• _Problem to solve_:
For each line that holds "Christmas", copy the line out.
☆ ☆ ☆ ☆ ☆
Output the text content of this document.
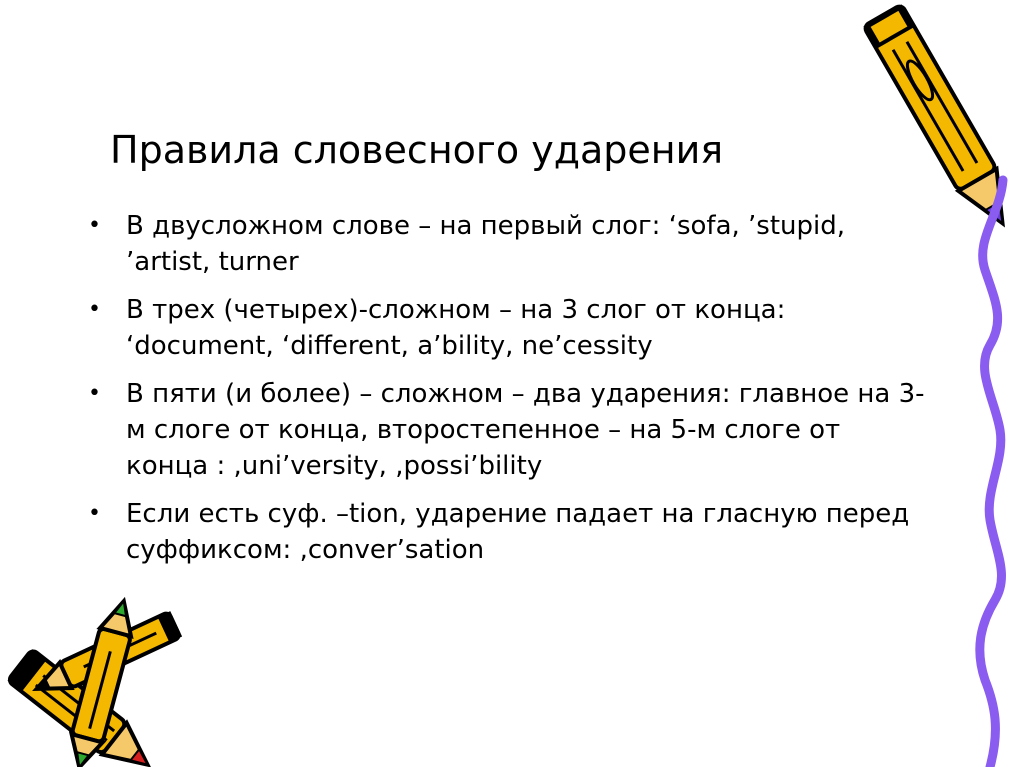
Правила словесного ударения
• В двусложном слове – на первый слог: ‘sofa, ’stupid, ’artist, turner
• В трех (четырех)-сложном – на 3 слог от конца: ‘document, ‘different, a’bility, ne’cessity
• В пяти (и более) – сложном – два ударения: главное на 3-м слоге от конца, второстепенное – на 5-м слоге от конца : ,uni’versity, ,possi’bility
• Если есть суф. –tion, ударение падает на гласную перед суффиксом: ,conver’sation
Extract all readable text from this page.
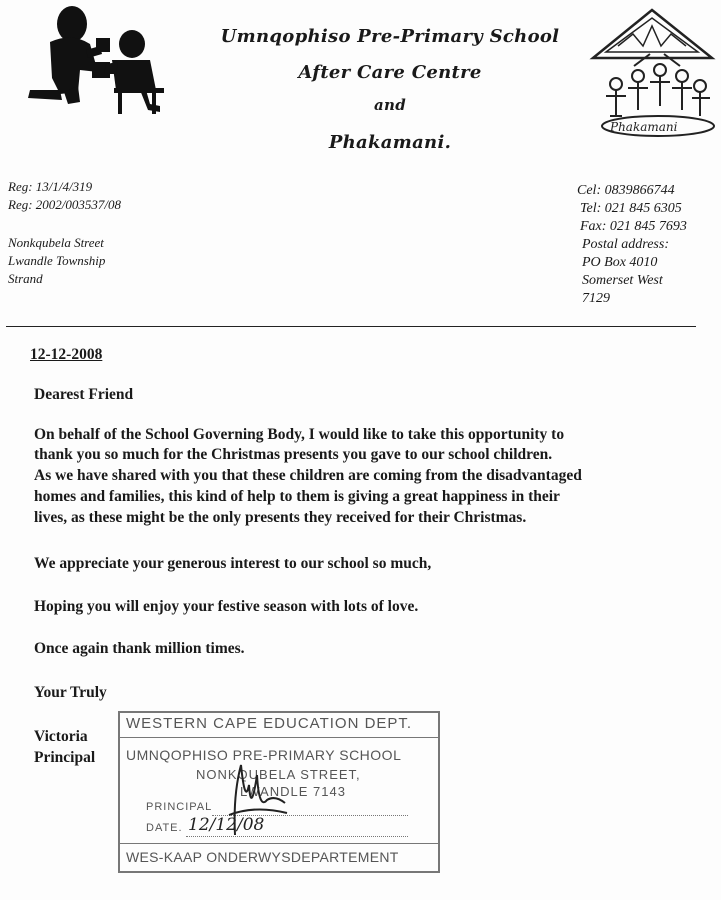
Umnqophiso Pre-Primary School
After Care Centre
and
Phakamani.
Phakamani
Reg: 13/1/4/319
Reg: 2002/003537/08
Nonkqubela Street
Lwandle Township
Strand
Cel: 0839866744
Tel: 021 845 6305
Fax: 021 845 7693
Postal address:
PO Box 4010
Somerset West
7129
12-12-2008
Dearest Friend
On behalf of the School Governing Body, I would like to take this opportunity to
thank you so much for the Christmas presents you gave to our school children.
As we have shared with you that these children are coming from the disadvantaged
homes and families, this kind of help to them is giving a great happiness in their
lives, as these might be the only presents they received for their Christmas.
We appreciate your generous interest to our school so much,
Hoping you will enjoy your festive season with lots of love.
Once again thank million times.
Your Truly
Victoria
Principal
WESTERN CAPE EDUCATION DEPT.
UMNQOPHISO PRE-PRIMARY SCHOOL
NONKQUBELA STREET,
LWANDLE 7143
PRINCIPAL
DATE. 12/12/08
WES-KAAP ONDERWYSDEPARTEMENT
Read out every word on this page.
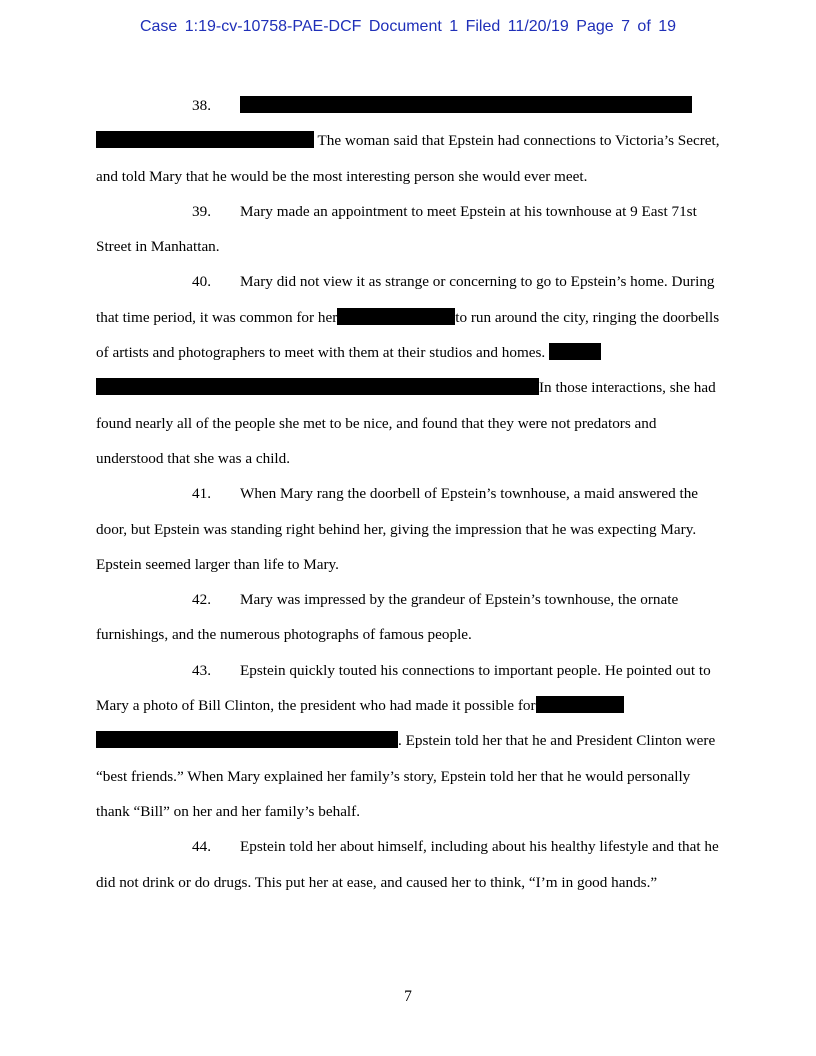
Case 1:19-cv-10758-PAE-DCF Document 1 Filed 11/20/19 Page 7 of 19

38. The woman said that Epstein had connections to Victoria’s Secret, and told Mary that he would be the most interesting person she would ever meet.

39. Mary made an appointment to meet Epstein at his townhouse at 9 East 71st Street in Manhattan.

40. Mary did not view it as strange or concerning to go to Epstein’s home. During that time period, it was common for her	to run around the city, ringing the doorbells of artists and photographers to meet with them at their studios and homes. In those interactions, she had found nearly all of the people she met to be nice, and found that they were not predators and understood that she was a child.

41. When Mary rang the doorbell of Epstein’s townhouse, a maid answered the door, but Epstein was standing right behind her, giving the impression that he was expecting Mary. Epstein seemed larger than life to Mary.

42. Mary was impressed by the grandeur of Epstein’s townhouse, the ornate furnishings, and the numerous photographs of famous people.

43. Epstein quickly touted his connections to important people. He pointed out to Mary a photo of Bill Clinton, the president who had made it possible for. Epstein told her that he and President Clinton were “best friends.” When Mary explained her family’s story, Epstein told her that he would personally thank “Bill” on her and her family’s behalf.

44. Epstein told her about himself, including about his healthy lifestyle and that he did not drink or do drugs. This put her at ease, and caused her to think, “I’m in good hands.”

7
☆ ☆ ☆ ☆ ☆
• _Reply to the task_:
thank you so much for the Christmas presents you gave to our school children.
lives, as these might be the only presents they received for their Christmas.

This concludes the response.